§ **Work to be completed**
Quote the records below word for word, from the first line of the records through the line that contains "feed-signal-icon [1423,1666,1456,1699]".

§ **Data**
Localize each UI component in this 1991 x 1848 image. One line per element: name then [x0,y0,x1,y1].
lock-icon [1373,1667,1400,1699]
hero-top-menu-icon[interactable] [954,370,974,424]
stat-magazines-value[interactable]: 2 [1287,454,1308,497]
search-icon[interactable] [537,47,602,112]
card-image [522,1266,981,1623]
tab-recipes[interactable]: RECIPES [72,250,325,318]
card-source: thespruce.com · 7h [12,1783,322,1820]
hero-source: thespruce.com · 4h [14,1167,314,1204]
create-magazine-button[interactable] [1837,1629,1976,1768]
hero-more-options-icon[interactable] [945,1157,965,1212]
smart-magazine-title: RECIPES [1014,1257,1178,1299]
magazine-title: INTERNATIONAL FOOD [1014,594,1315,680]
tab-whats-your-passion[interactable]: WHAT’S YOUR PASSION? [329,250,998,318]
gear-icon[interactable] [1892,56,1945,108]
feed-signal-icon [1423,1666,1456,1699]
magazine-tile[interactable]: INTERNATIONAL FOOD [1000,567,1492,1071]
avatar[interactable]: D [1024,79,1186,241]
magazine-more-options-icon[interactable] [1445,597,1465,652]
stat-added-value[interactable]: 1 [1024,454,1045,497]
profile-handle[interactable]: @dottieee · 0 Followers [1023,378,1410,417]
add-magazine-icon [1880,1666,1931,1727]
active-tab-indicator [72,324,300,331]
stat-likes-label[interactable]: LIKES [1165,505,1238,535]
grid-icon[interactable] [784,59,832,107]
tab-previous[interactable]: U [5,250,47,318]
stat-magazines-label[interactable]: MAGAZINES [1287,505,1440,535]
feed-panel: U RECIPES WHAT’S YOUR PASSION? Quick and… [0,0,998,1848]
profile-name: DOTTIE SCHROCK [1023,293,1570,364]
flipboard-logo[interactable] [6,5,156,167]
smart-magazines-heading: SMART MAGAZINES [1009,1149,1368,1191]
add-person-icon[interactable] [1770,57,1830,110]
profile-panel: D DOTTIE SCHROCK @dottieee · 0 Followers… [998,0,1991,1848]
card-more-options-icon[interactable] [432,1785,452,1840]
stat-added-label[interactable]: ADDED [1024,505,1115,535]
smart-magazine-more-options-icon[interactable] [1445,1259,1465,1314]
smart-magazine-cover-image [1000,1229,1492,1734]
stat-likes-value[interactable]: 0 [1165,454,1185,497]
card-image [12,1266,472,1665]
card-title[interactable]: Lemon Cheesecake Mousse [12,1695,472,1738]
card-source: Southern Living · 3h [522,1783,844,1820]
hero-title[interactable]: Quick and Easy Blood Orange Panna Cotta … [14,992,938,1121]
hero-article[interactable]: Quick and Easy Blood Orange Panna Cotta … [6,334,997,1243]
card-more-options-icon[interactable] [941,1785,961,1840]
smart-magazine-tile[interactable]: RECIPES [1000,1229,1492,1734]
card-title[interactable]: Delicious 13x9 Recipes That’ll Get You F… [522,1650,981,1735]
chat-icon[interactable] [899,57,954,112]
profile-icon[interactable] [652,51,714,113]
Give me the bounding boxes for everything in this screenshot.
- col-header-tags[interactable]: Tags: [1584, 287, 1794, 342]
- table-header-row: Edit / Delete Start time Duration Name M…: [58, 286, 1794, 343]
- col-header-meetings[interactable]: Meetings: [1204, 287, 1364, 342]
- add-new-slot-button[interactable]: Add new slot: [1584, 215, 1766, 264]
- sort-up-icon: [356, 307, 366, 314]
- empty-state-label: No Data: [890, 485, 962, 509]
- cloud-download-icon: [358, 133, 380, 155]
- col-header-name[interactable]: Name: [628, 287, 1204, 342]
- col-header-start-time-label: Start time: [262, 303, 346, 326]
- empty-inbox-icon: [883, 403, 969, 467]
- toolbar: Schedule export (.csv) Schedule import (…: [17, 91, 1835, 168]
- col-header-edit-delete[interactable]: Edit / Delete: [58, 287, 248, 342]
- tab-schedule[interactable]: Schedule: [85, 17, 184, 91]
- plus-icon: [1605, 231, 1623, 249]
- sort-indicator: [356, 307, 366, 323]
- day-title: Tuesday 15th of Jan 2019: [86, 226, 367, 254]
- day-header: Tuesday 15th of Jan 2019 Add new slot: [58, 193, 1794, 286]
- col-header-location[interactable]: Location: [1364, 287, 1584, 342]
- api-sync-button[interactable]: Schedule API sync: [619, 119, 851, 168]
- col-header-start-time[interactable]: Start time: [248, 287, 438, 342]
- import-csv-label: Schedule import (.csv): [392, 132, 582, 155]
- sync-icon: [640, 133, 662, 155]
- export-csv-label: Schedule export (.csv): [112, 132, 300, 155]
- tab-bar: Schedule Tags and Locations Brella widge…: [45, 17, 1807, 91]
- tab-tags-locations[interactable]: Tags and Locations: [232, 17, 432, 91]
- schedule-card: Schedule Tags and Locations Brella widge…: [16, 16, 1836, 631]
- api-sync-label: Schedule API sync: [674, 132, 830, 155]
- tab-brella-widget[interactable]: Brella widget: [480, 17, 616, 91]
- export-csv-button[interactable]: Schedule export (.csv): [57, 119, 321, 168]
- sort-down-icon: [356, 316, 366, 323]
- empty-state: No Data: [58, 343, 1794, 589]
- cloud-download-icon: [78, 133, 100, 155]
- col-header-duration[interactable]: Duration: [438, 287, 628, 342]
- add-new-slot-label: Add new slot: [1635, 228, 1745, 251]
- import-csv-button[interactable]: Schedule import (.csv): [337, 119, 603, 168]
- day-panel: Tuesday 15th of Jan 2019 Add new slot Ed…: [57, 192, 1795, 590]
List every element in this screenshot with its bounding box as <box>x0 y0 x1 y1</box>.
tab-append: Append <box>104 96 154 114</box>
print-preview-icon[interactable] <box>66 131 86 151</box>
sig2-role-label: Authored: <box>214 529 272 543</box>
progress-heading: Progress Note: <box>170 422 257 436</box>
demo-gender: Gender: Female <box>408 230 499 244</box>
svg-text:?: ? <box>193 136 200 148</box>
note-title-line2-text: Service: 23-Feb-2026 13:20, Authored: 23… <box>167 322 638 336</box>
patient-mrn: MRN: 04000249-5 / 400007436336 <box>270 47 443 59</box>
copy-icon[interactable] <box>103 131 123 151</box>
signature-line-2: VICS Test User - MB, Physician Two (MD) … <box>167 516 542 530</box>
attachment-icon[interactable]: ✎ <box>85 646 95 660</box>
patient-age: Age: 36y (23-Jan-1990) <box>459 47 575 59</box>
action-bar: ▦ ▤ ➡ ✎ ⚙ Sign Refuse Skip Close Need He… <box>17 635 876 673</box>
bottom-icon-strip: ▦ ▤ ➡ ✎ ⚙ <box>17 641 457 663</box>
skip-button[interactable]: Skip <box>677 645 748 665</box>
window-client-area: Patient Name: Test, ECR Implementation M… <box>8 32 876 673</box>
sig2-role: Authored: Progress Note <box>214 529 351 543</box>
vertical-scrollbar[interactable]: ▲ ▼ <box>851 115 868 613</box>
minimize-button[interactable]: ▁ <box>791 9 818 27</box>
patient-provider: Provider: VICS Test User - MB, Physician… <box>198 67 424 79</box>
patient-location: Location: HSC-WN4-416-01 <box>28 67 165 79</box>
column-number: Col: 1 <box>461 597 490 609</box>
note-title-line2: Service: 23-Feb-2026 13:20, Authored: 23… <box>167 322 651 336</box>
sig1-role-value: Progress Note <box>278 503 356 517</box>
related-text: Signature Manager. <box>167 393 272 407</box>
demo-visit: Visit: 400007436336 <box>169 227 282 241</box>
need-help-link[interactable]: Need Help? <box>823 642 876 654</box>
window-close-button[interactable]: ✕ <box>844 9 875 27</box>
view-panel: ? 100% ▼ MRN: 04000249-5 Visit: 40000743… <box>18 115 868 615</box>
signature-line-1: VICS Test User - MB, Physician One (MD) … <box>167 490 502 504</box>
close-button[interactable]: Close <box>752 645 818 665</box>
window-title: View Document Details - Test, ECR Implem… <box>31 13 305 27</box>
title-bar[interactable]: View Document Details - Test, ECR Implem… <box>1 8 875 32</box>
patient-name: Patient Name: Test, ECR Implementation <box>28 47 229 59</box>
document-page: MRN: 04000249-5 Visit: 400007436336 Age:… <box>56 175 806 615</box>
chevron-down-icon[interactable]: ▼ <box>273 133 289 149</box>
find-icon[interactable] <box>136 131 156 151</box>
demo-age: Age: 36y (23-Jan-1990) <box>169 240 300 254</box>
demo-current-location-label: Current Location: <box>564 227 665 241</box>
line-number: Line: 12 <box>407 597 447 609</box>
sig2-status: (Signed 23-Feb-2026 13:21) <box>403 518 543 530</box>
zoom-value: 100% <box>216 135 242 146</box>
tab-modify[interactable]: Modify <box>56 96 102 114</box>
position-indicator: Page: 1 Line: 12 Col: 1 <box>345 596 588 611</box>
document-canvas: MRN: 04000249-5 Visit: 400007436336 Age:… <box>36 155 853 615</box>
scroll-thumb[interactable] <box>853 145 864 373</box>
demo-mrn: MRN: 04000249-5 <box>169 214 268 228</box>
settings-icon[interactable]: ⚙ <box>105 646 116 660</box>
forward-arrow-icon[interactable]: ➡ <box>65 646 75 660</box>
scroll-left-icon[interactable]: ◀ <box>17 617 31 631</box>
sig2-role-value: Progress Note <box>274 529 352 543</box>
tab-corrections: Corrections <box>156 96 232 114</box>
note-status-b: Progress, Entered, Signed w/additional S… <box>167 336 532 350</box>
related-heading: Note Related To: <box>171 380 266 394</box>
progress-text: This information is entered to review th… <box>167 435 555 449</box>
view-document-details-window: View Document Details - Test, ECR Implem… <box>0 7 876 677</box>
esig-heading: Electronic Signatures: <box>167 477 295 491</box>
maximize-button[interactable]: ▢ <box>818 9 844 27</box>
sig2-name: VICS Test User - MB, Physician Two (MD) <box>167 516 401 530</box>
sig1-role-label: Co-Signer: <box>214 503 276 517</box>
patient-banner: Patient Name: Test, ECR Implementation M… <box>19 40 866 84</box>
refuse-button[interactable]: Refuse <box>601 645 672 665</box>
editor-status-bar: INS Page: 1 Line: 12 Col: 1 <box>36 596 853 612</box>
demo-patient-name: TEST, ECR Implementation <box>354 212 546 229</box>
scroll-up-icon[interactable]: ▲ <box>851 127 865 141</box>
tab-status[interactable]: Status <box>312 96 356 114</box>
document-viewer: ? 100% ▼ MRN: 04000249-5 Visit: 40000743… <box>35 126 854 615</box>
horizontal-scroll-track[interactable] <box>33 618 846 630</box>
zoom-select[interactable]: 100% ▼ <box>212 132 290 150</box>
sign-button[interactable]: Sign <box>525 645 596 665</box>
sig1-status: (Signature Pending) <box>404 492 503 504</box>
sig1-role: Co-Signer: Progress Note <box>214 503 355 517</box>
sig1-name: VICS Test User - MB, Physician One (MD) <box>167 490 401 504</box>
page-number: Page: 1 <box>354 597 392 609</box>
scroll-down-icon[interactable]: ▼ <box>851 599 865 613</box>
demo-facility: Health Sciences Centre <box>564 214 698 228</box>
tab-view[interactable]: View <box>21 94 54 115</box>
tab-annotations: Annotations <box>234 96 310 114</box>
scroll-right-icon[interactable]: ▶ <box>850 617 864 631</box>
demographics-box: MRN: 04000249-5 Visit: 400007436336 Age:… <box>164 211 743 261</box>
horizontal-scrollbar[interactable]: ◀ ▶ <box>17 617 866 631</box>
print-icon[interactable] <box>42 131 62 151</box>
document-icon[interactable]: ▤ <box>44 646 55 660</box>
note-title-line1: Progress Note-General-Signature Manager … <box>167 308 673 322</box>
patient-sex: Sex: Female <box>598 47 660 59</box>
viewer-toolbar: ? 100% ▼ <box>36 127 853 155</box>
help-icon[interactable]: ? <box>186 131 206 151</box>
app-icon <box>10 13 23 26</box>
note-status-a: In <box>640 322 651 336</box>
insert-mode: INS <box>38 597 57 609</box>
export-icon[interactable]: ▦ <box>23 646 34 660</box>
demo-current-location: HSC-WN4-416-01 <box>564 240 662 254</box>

§ **Reply to the task**
Localize each UI component in this 1991 x 1848 image. One line per element: name then [x0,y0,x1,y1].
lock-icon [1373,1667,1400,1699]
hero-top-menu-icon[interactable] [954,370,974,424]
stat-magazines-value[interactable]: 2 [1287,454,1308,497]
search-icon[interactable] [537,47,602,112]
card-image [522,1266,981,1623]
tab-recipes[interactable]: RECIPES [72,250,325,318]
card-source: thespruce.com · 7h [12,1783,322,1820]
hero-source: thespruce.com · 4h [14,1167,314,1204]
create-magazine-button[interactable] [1837,1629,1976,1768]
hero-more-options-icon[interactable] [945,1157,965,1212]
smart-magazine-title: RECIPES [1014,1257,1178,1299]
magazine-title: INTERNATIONAL FOOD [1014,594,1315,680]
tab-whats-your-passion[interactable]: WHAT’S YOUR PASSION? [329,250,998,318]
gear-icon[interactable] [1892,56,1945,108]
feed-signal-icon [1423,1666,1456,1699]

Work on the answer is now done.